(Extracts from a graphics dataset)
= = = = =

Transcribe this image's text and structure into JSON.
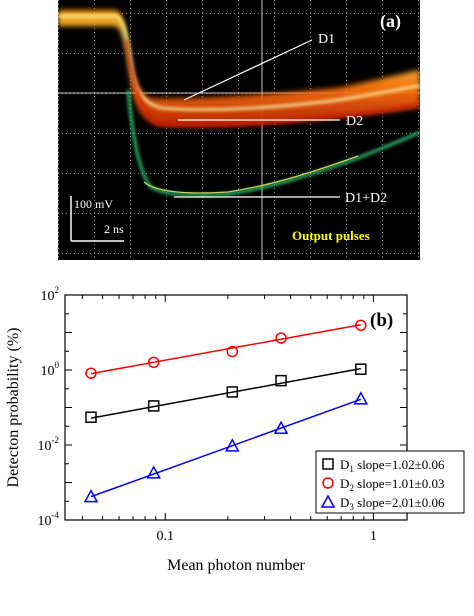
{
  "panel_a": {
    "label": "(a)",
    "scale_voltage": "100 mV",
    "scale_time": "2 ns",
    "caption": "Output pulses",
    "traces": [
      {
        "label": "D1",
        "color": "#e86010"
      },
      {
        "label": "D2",
        "color": "#e86010"
      },
      {
        "label": "D1+D2",
        "color": "#3fbf6f"
      }
    ],
    "colors": {
      "background": "#000000",
      "grid": "#8a8a8a",
      "caption": "#ffff00"
    }
  },
  "chart_data": {
    "type": "scatter",
    "panel_label": "(b)",
    "xlabel": "Mean photon number",
    "ylabel": "Detecton probability (%)",
    "xscale": "log",
    "yscale": "log",
    "xlim": [
      0.033,
      1.45
    ],
    "ylim": [
      0.0001,
      100
    ],
    "x_ticks": [
      {
        "value": 0.1,
        "label": "0.1"
      },
      {
        "value": 1,
        "label": "1"
      }
    ],
    "y_ticks": [
      {
        "value": 0.0001,
        "base": "10",
        "exp": "-4"
      },
      {
        "value": 0.01,
        "base": "10",
        "exp": "-2"
      },
      {
        "value": 1,
        "base": "10",
        "exp": "0"
      },
      {
        "value": 100,
        "base": "10",
        "exp": "2"
      }
    ],
    "legend_position": "bottom-right",
    "series": [
      {
        "name": "D",
        "subscript": "1",
        "slope_text": " slope=1.02±0.06",
        "marker": "square",
        "color": "#000000",
        "x": [
          0.044,
          0.088,
          0.21,
          0.36,
          0.87
        ],
        "y": [
          0.055,
          0.11,
          0.26,
          0.52,
          1.05
        ],
        "fit": [
          [
            0.044,
            0.052
          ],
          [
            0.87,
            1.09
          ]
        ]
      },
      {
        "name": "D",
        "subscript": "2",
        "slope_text": " slope=1.01±0.03",
        "marker": "circle",
        "color": "#ff0000",
        "x": [
          0.044,
          0.088,
          0.21,
          0.36,
          0.87
        ],
        "y": [
          0.82,
          1.6,
          3.1,
          7.1,
          15.5
        ],
        "fit": [
          [
            0.044,
            0.8
          ],
          [
            0.87,
            16.1
          ]
        ]
      },
      {
        "name": "D",
        "subscript": "3",
        "slope_text": " slope=2.01±0.06",
        "marker": "triangle",
        "color": "#0000ff",
        "x": [
          0.044,
          0.088,
          0.21,
          0.36,
          0.87
        ],
        "y": [
          0.00042,
          0.0018,
          0.0095,
          0.028,
          0.17
        ],
        "fit": [
          [
            0.044,
            0.00042
          ],
          [
            0.87,
            0.165
          ]
        ]
      }
    ]
  }
}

= = = = =

- [Directions] Look above for every line with the word "slope" and copy it.

- [Task solution]
        "slope_text": " slope=1.02±0.06",
        "slope_text": " slope=1.01±0.03",
        "slope_text": " slope=2.01±0.06",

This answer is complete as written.